# [Data records]
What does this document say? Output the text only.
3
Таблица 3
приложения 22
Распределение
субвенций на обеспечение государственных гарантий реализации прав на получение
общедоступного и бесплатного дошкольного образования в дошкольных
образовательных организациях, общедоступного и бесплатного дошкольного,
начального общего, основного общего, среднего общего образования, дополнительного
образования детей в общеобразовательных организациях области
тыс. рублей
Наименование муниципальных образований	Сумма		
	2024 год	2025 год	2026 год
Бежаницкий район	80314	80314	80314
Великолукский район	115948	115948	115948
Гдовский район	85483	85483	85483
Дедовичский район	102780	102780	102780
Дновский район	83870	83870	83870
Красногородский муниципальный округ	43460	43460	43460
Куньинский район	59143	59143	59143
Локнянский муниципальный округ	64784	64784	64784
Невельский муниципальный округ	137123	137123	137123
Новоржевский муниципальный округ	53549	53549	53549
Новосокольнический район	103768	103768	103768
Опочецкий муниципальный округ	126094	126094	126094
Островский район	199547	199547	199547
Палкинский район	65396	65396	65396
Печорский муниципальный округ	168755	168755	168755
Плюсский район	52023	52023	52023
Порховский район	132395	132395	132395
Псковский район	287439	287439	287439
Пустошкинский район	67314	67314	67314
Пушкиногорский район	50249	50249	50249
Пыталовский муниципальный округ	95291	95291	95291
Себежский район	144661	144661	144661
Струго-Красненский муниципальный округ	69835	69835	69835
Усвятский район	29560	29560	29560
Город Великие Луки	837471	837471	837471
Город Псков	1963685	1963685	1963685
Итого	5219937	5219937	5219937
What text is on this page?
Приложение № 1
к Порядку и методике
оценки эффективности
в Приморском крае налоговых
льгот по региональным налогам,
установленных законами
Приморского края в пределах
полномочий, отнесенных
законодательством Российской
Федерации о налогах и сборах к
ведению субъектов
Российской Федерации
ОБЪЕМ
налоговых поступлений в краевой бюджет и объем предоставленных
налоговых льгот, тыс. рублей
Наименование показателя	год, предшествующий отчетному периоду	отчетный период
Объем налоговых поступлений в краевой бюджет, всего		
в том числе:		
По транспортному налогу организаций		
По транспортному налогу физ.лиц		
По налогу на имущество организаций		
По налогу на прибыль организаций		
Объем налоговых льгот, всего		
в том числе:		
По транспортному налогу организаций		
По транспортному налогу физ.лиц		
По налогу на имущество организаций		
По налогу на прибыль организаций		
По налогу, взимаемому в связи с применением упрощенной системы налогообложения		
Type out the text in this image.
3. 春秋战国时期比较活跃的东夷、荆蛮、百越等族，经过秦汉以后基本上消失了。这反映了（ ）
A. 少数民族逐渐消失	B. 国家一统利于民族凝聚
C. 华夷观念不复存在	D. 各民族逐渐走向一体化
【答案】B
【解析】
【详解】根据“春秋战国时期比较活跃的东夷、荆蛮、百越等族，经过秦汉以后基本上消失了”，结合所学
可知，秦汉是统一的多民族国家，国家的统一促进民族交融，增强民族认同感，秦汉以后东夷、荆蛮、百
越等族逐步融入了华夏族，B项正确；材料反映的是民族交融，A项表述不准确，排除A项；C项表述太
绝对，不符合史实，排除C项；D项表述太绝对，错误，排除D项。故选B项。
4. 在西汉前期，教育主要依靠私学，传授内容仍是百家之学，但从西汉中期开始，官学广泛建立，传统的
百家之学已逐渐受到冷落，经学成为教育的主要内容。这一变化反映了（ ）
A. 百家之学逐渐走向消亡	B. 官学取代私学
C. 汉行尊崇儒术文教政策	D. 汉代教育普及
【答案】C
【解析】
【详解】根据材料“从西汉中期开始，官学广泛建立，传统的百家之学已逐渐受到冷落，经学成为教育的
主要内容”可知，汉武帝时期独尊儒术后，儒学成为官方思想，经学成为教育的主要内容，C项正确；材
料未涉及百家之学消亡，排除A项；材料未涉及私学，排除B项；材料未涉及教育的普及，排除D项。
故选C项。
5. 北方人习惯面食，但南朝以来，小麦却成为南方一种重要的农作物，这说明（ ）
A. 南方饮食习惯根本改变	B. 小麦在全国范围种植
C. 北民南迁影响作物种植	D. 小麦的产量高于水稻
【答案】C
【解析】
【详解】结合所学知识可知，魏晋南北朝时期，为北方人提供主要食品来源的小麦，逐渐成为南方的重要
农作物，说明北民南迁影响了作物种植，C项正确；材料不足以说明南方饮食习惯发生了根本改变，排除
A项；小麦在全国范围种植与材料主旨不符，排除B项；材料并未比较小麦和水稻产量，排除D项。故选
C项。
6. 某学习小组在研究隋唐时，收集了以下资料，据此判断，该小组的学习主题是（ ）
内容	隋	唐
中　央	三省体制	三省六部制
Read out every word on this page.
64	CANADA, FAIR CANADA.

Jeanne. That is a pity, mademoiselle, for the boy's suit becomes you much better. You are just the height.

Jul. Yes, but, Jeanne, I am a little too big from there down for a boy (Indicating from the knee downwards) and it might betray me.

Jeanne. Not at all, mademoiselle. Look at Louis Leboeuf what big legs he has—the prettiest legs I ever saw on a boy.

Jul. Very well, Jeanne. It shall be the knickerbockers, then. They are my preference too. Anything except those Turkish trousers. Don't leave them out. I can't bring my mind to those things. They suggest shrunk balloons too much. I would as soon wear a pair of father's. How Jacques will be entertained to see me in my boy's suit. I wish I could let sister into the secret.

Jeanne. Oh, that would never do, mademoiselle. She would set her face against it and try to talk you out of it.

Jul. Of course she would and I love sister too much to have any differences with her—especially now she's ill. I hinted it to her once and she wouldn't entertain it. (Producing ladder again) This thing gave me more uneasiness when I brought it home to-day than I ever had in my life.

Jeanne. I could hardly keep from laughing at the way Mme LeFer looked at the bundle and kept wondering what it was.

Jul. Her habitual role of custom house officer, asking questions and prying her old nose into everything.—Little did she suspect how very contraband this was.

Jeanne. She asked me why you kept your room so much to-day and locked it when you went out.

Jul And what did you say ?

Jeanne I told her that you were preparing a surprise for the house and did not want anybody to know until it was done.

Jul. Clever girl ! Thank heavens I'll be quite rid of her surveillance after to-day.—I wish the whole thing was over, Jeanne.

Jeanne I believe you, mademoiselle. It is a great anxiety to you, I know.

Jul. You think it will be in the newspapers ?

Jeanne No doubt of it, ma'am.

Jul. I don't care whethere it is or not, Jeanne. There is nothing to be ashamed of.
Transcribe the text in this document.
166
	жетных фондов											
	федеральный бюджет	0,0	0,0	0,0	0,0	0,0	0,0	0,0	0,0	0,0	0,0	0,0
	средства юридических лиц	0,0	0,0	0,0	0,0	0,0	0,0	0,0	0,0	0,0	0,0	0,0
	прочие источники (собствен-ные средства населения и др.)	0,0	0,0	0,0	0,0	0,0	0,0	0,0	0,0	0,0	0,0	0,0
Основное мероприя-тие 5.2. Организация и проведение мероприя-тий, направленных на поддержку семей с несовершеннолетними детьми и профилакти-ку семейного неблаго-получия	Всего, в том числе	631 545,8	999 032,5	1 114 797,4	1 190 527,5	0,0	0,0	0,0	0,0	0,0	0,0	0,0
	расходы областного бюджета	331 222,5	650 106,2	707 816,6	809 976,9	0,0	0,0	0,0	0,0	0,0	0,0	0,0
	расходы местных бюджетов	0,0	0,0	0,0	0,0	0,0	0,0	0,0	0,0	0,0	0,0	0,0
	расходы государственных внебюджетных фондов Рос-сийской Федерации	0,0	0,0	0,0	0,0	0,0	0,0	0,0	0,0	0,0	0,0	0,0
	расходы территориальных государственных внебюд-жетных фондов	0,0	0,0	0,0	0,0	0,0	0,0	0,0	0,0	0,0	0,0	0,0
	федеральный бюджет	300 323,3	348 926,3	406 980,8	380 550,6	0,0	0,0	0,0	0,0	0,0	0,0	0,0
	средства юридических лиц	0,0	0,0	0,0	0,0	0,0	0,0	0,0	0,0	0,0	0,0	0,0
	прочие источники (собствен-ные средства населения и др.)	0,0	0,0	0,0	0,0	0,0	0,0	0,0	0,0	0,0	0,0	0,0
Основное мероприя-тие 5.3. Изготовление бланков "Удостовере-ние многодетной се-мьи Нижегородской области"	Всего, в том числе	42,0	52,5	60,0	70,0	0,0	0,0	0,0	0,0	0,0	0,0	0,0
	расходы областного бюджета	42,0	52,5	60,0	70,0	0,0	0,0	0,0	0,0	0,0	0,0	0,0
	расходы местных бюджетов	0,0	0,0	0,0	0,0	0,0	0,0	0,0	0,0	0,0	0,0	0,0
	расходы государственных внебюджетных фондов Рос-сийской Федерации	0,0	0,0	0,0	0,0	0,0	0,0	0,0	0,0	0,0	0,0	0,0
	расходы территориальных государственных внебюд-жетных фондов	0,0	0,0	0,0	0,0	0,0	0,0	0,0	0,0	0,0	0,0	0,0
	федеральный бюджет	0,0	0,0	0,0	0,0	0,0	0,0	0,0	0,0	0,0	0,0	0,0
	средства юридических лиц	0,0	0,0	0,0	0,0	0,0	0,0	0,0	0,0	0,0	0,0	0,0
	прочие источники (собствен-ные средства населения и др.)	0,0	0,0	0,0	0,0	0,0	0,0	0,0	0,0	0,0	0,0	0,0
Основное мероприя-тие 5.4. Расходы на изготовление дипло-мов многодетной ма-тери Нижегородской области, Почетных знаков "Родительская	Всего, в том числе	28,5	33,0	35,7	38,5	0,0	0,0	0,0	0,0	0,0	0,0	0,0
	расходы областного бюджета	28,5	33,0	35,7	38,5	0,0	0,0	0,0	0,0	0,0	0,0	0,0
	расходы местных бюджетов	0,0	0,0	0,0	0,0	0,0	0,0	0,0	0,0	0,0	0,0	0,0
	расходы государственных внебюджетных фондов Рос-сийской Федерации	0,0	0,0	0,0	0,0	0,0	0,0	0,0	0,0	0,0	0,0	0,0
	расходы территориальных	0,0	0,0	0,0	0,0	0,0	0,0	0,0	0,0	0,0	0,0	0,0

# [Short exercise]
Which lines above contain "sister"? Show each of them.

# [The result]
Jul. Very well, Jeanne. It shall be the knickerbockers, then. They are my preference too. Anything except those Turkish trousers. Don't leave them out. I can't bring my mind to those things. They suggest shrunk balloons too much. I would as soon wear a pair of father's. How Jacques will be entertained to see me in my boy's suit. I wish I could let sister into the secret.
Jul. Of course she would and I love sister too much to have any differences with her—especially now she's ill. I hinted it to her once and she wouldn't entertain it. (Producing ladder again) This thing gave me more uneasiness when I brought it home to-day than I ever had in my life.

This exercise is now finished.